>> start Provided records

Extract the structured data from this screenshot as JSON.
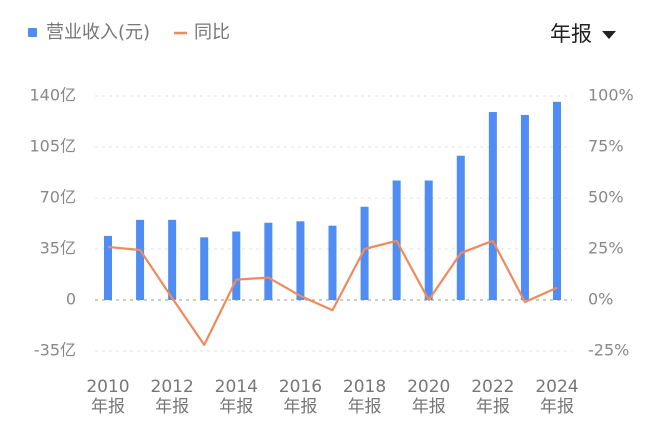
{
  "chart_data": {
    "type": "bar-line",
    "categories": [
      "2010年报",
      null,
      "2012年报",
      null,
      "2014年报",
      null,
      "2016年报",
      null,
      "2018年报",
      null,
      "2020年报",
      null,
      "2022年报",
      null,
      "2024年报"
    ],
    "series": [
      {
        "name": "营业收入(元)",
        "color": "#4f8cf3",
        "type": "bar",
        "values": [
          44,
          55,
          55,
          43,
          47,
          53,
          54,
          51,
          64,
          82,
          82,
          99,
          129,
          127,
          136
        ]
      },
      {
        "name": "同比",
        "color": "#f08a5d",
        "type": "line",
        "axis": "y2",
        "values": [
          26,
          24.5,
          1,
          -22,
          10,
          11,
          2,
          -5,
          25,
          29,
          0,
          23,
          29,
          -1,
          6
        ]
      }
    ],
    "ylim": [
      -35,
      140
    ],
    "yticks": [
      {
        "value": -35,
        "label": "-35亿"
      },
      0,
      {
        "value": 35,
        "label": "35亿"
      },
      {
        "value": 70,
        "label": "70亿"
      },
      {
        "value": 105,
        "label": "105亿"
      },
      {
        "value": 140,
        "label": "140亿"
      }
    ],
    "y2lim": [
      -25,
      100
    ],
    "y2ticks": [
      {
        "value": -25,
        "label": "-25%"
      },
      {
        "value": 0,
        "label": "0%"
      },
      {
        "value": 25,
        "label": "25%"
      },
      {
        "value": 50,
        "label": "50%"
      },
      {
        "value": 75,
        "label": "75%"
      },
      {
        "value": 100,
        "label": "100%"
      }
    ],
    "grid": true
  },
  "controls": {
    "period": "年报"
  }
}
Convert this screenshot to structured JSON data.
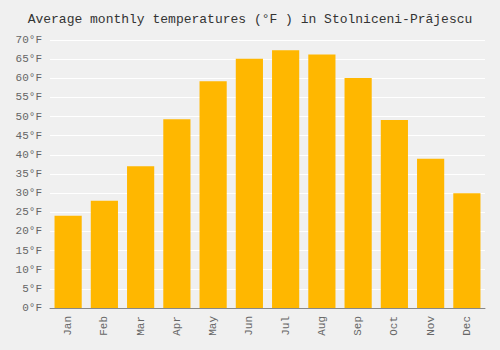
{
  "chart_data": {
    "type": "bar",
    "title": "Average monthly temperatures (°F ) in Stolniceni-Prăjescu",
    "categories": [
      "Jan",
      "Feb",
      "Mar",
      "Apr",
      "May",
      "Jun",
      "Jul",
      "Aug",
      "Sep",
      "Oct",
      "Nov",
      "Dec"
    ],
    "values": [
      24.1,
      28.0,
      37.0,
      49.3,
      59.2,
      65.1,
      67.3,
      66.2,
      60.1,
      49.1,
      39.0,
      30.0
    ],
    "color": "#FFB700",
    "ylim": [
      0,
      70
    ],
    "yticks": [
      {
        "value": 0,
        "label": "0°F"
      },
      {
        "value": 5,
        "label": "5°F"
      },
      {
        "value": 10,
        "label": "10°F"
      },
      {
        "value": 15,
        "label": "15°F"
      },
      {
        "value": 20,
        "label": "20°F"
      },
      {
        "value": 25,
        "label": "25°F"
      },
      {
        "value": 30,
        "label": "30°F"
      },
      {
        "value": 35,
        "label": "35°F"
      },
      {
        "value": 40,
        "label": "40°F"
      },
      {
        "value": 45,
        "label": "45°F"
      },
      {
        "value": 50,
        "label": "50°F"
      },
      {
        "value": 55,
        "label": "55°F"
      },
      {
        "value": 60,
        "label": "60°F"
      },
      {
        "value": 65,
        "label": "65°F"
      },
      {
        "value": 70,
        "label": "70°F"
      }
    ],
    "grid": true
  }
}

>> end Provided records

• _Given task_:
Every entry must be written out exactly, with all pictures left out.

• _Response to the task_:
Extract the structured data from this screenshot as JSON.
{
  "chart_data": {
    "type": "bar-line",
    "categories": [
      "2010年报",
      null,
      "2012年报",
      null,
      "2014年报",
      null,
      "2016年报",
      null,
      "2018年报",
      null,
      "2020年报",
      null,
      "2022年报",
      null,
      "2024年报"
    ],
    "series": [
      {
        "name": "营业收入(元)",
        "color": "#4f8cf3",
        "type": "bar",
        "values": [
          44,
          55,
          55,
          43,
          47,
          53,
          54,
          51,
          64,
          82,
          82,
          99,
          129,
          127,
          136
        ]
      },
      {
        "name": "同比",
        "color": "#f08a5d",
        "type": "line",
        "axis": "y2",
        "values": [
          26,
          24.5,
          1,
          -22,
          10,
          11,
          2,
          -5,
          25,
          29,
          0,
          23,
          29,
          -1,
          6
        ]
      }
    ],
    "ylim": [
      -35,
      140
    ],
    "yticks": [
      {
        "value": -35,
        "label": "-35亿"
      },
      0,
      {
        "value": 35,
        "label": "35亿"
      },
      {
        "value": 70,
        "label": "70亿"
      },
      {
        "value": 105,
        "label": "105亿"
      },
      {
        "value": 140,
        "label": "140亿"
      }
    ],
    "y2lim": [
      -25,
      100
    ],
    "y2ticks": [
      {
        "value": -25,
        "label": "-25%"
      },
      {
        "value": 0,
        "label": "0%"
      },
      {
        "value": 25,
        "label": "25%"
      },
      {
        "value": 50,
        "label": "50%"
      },
      {
        "value": 75,
        "label": "75%"
      },
      {
        "value": 100,
        "label": "100%"
      }
    ],
    "grid": true
  },
  "controls": {
    "period": "年报"
  }
}
Convert this screenshot to structured JSON data.
{
  "chart_data": {
    "type": "bar",
    "title": "Average monthly temperatures (°F ) in Stolniceni-Prăjescu",
    "categories": [
      "Jan",
      "Feb",
      "Mar",
      "Apr",
      "May",
      "Jun",
      "Jul",
      "Aug",
      "Sep",
      "Oct",
      "Nov",
      "Dec"
    ],
    "values": [
      24.1,
      28.0,
      37.0,
      49.3,
      59.2,
      65.1,
      67.3,
      66.2,
      60.1,
      49.1,
      39.0,
      30.0
    ],
    "color": "#FFB700",
    "ylim": [
      0,
      70
    ],
    "yticks": [
      {
        "value": 0,
        "label": "0°F"
      },
      {
        "value": 5,
        "label": "5°F"
      },
      {
        "value": 10,
        "label": "10°F"
      },
      {
        "value": 15,
        "label": "15°F"
      },
      {
        "value": 20,
        "label": "20°F"
      },
      {
        "value": 25,
        "label": "25°F"
      },
      {
        "value": 30,
        "label": "30°F"
      },
      {
        "value": 35,
        "label": "35°F"
      },
      {
        "value": 40,
        "label": "40°F"
      },
      {
        "value": 45,
        "label": "45°F"
      },
      {
        "value": 50,
        "label": "50°F"
      },
      {
        "value": 55,
        "label": "55°F"
      },
      {
        "value": 60,
        "label": "60°F"
      },
      {
        "value": 65,
        "label": "65°F"
      },
      {
        "value": 70,
        "label": "70°F"
      }
    ],
    "grid": true
  }
}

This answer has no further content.